[TUGAS ANDA]
a. Cetak seluruh bagian kutipan untuk dibaca, mulai dari "dari kompetensi profesional" terus ke bawah sampai "atau kategori B.".
b. Menurut kutipan tentang kompetensi guru di Kabupaten Pangandaran, berapa angka yang baru dicapai Kecamatan Parigi pada kompetensi profesional?
c. Dalam kutipan untuk dibaca, sebutkan semua masalah yang tercantum di bawah judul "1.2.1 Identifikasi Masalah".

[KUTIPAN UNTUK DIBACA]
Jika diamati, nilai terendah dari uji kompetensi yang diikuti oleh 616

orang sebagian guru SD di Kabupaten Pangandaran tahun 2013 berada pada

kompetensi profesional (41.51). Dapat dilihat bahwa kecamatan Parigi dilihat

dari kompetensi profesional baru mencapai angka 42.05. Dari angka tersebut

pemerintah Kabupaten Pangandaran, dalam hal ini Dinas Pendidikan

menyimpulkan bahwa kompetensi professional guru sekolah dasar di Kabupaten

Pangandaran masih jauh dari yang diharapkan karena belum mencapai target

minimal yang dikehendaki Pemerintah Kabupaten Pangandaran yaitu diatas 60%

atau kategori B.

Profesional berarti berperilaku sebagai orang yang memiliki kemampuan

dalam pekerjaannya, dapat mengendalikan emosi dengan baik, dan bersikap

rasional. Bersikap profesional juga berarti mampu mengendalikan mental

spiritualnya, sehingga mereka akan melakukan tindakan berdasarkan nilai-nilai,

prinsip hidup, ataupun agama, dan kepecayaan yang dianutnya.

Profesionalisme guru adalah guru yang memiliki kompetensi profesional.

Kompetensi profesional yang dimaksud dalam hal ini merupakan kemampuan

guru dalam pengusaan materi pelajaran secara luas dan mendalam.


14

Yang dimaksud dengan pengusaan materi secara luas dan mendalam dalam

hal ini termasuk pengusaan kemampuan akademik lainnya yang berperan sebagai

pendukung profesionalisme guru.Kemampuan akademik tersebut antara

lain,memiliki kemampuan dalam menguasai ilmu, jenjang dan jenis pendidikan

yang sesuai. Berdasarkan latar belakang penelitian di atas maka judul penelitian

adalah “Pengaruh Kinerja Pengawas dan Partisipasi Guru dalam Kelompok

Kerja Guru terhadap Profesionalisme Guru (Studi di SDN Kecamatan Parigi

Kabupaten Pangandaran).”

1.2 Identifikasi dan Perumusan Masalah

1.2.1 Identifikasi Masalah

Berdasarkan latar belakang yang telah dikemukakan maka diidentifikasi

masalahnya sebagai berikut:

1. Belum optimalnya kinerja pengawas dalam pembinaan profesionalisme guru.

2. Program kegiatan kelompok kerja guru masih kurang sesuai dengan

kebutuhan pengembangan profesionalistas guru.

3. Belum optimalnya kinerja guru yang didasarkan pada kompetensi guru.

[CUPLIKAN SET DATA]
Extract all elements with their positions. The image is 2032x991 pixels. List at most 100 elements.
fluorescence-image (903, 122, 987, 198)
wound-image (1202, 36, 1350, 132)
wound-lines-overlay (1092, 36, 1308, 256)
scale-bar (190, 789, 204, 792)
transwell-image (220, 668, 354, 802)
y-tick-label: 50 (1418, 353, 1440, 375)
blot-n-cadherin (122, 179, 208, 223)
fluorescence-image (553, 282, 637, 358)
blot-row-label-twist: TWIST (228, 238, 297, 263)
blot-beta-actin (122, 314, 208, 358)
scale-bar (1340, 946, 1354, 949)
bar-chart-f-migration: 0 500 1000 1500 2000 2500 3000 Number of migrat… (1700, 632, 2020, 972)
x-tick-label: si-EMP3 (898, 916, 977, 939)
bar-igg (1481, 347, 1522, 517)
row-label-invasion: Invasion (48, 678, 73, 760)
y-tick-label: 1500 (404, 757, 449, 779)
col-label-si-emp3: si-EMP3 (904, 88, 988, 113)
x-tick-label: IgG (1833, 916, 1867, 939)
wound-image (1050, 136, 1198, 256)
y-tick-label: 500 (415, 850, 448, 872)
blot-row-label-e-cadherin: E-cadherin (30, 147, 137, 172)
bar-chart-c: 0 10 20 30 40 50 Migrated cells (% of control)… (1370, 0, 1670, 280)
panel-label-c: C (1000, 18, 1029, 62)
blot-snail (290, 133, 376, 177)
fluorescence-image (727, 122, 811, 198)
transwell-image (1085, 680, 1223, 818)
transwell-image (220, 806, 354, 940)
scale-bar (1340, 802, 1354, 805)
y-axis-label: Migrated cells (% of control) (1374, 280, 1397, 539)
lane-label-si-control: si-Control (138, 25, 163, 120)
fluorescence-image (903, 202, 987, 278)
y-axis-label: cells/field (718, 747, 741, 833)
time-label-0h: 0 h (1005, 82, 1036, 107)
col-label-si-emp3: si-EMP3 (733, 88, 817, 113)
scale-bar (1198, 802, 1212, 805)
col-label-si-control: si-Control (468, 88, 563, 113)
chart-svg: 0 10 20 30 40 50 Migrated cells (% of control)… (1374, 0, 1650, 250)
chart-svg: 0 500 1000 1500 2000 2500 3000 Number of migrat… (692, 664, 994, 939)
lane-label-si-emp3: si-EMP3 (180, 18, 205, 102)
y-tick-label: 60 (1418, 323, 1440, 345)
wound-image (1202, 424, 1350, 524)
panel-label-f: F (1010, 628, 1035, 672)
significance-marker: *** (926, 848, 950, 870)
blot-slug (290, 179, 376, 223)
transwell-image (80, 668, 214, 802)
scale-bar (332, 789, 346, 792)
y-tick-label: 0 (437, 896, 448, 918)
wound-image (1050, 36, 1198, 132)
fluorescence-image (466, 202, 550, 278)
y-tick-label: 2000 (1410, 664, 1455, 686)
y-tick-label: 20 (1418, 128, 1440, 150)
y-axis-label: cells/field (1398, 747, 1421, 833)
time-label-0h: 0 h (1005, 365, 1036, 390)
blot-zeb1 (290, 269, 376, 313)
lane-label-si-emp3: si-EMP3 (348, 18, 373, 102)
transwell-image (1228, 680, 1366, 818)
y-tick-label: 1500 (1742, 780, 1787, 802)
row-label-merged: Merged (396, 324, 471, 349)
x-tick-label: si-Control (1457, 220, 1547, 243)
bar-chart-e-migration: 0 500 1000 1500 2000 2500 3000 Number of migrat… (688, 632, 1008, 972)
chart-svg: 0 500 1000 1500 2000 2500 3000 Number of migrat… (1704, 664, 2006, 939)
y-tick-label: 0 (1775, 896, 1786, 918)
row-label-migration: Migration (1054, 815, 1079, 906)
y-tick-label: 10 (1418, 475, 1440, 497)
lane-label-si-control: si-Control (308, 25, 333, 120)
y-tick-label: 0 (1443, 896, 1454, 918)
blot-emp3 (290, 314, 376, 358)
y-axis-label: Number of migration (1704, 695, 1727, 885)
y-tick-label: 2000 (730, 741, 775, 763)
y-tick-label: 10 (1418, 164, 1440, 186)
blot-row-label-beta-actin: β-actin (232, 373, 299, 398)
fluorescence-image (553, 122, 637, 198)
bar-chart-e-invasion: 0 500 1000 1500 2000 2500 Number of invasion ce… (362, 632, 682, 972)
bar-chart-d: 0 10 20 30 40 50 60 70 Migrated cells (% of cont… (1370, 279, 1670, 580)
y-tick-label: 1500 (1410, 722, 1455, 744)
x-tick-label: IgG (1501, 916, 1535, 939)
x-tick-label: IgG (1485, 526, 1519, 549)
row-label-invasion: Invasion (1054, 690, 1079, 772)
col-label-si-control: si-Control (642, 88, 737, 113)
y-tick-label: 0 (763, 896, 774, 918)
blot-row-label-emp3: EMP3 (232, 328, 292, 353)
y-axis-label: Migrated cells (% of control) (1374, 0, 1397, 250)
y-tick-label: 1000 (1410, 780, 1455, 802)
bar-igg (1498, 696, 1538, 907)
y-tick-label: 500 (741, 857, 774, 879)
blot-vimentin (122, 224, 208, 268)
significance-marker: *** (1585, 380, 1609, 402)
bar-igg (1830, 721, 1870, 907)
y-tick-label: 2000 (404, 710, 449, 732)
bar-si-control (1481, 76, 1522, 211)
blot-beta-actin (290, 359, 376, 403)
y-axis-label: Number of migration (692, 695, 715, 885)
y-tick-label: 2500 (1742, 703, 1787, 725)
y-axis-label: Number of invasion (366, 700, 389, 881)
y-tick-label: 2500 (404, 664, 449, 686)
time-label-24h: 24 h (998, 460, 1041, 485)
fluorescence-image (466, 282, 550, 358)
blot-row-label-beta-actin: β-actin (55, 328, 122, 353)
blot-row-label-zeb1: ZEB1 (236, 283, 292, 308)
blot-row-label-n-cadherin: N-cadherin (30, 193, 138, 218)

[KUNCI JAWABAN]
a.
dari kompetensi profesional baru mencapai angka 42.05. Dari angka tersebut

pemerintah Kabupaten Pangandaran, dalam hal ini Dinas Pendidikan

menyimpulkan bahwa kompetensi professional guru sekolah dasar di Kabupaten

Pangandaran masih jauh dari yang diharapkan karena belum mencapai target

minimal yang dikehendaki Pemerintah Kabupaten Pangandaran yaitu diatas 60%

atau kategori B.

b. Kecamatan Parigi baru mencapai angka 42.05 pada kompetensi profesional.

c.
1. Belum optimalnya kinerja pengawas dalam pembinaan profesionalisme guru.
2. Program kegiatan kelompok kerja guru masih kurang sesuai dengan kebutuhan pengembangan profesionalistas guru.
3. Belum optimalnya kinerja guru yang didasarkan pada kompetensi guru.